### OBJECTIVE
Only the lines holding the string "title" are needed. Copy each one.

Saved entries
□ □ □ □
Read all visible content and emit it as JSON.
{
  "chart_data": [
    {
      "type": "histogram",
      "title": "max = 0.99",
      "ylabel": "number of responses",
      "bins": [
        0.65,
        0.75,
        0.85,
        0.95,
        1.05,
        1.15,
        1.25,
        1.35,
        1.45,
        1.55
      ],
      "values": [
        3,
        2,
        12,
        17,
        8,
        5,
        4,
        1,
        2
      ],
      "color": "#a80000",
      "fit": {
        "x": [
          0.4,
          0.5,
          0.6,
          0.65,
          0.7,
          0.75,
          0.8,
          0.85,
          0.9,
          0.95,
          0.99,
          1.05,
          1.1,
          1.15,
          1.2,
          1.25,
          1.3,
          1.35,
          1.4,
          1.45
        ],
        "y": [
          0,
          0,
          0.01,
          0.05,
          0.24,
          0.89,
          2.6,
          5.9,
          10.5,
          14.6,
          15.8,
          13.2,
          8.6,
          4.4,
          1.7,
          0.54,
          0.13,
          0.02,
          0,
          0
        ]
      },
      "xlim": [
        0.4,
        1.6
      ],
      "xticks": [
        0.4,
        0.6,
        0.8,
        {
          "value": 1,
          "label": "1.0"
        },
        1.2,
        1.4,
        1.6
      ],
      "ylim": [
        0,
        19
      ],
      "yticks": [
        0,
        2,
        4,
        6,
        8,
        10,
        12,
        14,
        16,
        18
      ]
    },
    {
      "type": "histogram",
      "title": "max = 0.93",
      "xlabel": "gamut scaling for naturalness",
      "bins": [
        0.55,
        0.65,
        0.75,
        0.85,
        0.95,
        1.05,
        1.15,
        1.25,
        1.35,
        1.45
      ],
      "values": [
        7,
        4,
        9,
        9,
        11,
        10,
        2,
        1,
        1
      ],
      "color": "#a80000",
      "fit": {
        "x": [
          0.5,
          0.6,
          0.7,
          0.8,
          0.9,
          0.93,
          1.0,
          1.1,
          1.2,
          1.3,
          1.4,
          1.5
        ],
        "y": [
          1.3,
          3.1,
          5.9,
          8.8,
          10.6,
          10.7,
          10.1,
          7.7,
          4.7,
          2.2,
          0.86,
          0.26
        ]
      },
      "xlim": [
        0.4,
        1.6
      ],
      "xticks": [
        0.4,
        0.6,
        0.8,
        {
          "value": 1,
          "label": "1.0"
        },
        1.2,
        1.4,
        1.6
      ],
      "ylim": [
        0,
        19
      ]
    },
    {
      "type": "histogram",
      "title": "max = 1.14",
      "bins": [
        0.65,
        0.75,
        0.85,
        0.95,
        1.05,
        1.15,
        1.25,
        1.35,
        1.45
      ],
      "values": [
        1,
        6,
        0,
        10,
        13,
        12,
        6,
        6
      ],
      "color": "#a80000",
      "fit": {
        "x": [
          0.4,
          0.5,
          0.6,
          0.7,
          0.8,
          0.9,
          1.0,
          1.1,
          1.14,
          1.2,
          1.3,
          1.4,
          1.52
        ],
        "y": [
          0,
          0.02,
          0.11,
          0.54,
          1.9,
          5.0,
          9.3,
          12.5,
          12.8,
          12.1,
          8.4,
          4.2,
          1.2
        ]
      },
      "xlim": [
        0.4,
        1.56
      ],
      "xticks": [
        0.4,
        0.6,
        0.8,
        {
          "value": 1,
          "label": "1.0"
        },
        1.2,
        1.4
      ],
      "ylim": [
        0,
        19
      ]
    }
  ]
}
□ □ □ □
### ANSWER TO THIS PROBLEM
      "title": "max = 0.99",
      "title": "max = 0.93",
      "title": "max = 1.14",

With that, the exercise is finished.